◆ WORK REQUEST ◆
Take each line of the data that contains the string "strip" and copy it.
++++ TASK INPUTS
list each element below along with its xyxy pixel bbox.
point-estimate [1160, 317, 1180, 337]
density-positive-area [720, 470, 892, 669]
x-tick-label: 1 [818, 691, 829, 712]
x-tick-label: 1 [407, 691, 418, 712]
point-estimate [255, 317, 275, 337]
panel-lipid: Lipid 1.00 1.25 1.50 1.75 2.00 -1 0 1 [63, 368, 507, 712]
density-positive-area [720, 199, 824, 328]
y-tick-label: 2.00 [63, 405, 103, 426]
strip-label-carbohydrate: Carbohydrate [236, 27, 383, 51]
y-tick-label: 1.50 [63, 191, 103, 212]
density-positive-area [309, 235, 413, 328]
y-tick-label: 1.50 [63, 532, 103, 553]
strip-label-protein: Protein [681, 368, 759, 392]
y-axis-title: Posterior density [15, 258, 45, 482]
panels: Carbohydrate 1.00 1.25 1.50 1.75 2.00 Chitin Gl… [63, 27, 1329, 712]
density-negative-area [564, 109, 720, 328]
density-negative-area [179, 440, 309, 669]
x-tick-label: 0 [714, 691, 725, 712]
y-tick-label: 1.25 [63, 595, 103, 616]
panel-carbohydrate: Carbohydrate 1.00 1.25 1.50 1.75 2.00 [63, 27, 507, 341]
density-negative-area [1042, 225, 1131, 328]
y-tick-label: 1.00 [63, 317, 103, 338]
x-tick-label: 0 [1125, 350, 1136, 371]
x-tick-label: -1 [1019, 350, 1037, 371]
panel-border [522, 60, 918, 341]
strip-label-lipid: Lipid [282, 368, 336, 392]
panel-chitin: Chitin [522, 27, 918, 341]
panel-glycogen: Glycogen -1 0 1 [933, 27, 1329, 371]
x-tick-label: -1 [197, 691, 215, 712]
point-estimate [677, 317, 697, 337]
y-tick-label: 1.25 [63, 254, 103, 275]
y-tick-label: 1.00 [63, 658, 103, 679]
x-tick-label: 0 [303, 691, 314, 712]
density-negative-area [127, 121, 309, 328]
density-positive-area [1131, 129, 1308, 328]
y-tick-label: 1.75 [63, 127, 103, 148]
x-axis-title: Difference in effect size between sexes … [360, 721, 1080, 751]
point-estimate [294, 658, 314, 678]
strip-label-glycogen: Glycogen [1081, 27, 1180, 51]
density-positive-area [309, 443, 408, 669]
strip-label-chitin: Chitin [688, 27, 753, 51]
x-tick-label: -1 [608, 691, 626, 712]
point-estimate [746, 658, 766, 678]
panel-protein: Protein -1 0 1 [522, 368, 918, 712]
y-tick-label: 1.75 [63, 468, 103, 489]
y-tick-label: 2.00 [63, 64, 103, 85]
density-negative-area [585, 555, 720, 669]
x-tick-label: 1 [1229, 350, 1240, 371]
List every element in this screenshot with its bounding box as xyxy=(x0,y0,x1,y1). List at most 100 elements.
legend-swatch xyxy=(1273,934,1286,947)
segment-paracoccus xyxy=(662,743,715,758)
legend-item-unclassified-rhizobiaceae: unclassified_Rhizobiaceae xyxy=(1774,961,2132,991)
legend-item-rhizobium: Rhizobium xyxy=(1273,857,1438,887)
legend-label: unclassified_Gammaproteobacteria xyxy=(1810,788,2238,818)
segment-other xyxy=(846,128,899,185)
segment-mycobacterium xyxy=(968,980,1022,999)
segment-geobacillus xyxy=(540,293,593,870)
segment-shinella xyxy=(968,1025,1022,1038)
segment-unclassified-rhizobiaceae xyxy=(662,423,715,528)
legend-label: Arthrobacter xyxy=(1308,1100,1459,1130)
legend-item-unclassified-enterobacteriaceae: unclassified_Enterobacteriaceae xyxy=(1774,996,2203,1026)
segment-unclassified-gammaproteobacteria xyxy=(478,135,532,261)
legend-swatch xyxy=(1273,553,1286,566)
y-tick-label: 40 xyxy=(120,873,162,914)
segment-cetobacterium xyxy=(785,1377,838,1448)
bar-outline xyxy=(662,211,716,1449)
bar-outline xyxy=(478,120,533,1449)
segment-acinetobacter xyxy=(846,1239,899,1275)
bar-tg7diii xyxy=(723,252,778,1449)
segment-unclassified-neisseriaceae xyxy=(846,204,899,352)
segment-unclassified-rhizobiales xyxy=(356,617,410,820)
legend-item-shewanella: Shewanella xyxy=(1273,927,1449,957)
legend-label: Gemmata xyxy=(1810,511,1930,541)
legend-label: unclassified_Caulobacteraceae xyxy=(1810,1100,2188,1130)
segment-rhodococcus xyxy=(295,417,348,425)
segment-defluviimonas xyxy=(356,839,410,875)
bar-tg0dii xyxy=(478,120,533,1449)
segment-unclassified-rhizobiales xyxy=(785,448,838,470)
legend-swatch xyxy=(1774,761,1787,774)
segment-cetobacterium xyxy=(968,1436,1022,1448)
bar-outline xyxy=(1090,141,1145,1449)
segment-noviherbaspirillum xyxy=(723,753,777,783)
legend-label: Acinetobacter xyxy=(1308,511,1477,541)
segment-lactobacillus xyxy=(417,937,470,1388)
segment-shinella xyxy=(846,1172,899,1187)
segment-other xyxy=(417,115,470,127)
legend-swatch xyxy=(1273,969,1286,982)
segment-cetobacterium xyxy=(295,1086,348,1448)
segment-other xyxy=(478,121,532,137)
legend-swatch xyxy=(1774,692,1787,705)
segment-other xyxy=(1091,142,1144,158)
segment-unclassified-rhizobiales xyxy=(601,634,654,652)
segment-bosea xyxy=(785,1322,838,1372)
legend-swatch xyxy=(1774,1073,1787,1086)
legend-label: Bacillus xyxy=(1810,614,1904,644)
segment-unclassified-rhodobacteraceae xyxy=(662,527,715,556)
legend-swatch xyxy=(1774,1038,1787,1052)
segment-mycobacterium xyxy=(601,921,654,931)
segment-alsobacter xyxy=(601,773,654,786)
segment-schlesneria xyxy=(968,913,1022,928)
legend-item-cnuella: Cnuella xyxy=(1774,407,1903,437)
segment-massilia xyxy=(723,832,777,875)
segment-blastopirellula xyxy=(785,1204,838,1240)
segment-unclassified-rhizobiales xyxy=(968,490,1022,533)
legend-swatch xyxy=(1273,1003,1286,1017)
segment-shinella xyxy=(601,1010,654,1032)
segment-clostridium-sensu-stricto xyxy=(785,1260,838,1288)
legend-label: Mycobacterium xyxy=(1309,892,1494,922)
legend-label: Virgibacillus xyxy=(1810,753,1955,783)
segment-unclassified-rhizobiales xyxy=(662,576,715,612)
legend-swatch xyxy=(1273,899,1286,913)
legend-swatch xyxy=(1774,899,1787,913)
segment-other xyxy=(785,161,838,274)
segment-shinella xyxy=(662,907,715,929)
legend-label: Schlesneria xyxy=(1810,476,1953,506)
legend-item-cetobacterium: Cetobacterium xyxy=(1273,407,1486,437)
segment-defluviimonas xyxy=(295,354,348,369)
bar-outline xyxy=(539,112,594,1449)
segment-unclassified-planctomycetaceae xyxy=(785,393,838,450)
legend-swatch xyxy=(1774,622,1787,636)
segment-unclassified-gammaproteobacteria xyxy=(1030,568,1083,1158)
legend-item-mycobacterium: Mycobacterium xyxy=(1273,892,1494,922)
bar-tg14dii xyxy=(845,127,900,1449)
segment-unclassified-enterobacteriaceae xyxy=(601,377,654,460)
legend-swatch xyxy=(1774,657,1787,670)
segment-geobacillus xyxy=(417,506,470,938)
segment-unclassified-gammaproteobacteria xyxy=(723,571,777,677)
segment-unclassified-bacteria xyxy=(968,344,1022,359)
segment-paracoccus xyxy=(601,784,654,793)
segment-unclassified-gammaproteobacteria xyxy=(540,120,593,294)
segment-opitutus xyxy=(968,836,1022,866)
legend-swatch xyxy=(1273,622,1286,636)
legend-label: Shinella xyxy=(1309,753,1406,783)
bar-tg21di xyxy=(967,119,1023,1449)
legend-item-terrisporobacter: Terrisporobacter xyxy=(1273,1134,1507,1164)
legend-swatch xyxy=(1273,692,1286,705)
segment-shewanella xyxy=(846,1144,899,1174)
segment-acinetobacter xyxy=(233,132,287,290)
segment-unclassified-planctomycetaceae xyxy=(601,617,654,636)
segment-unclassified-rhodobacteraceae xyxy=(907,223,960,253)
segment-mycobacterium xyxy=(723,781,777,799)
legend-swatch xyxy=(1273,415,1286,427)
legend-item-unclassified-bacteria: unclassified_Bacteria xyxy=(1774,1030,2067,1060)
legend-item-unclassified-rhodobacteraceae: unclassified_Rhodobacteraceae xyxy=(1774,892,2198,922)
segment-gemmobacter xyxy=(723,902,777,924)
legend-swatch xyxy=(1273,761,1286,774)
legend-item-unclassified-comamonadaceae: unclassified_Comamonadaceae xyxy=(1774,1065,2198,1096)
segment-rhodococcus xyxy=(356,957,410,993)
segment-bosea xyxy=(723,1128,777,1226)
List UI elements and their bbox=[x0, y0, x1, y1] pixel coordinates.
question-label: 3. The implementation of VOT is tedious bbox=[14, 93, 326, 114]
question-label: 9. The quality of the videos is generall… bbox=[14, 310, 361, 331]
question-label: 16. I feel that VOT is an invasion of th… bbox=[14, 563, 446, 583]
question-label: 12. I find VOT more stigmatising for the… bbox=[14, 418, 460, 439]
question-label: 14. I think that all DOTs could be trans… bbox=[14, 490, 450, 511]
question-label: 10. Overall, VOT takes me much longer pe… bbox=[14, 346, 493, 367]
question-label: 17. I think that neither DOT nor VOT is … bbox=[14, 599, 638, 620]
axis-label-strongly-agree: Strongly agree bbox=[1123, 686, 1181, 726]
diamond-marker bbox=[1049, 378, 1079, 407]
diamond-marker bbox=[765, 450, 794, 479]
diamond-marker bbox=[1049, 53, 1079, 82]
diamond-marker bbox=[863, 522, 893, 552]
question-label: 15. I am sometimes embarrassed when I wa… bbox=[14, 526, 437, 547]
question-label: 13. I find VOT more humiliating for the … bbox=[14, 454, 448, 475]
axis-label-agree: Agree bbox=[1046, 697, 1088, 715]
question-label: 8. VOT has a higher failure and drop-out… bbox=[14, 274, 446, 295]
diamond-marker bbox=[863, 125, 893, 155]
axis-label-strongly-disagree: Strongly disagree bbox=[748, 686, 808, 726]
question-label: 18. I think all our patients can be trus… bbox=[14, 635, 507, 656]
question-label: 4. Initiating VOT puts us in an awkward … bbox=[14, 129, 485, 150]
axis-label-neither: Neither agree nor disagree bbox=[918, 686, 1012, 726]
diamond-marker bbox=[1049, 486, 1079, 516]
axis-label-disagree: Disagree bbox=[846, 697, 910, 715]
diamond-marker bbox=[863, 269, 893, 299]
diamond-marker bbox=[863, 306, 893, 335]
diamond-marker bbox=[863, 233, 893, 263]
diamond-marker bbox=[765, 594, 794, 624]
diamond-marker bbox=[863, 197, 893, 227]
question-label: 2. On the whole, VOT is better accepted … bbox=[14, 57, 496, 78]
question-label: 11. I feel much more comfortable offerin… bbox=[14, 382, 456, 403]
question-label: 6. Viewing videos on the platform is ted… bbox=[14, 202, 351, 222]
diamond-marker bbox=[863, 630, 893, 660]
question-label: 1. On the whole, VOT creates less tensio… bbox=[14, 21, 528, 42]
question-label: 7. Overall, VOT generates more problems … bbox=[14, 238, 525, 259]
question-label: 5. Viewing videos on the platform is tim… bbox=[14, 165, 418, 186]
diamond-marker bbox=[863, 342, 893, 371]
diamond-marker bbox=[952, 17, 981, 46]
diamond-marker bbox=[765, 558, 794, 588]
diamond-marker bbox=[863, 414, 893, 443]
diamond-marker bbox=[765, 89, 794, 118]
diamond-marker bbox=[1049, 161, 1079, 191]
++++++++
◆ COMPLETED EXERCISE ◆
strip-label-carbohydrate: Carbohydrate [236, 27, 383, 51]
strip-label-protein: Protein [681, 368, 759, 392]
strip-label-lipid: Lipid [282, 368, 336, 392]
strip-label-glycogen: Glycogen [1081, 27, 1180, 51]
strip-label-chitin: Chitin [688, 27, 753, 51]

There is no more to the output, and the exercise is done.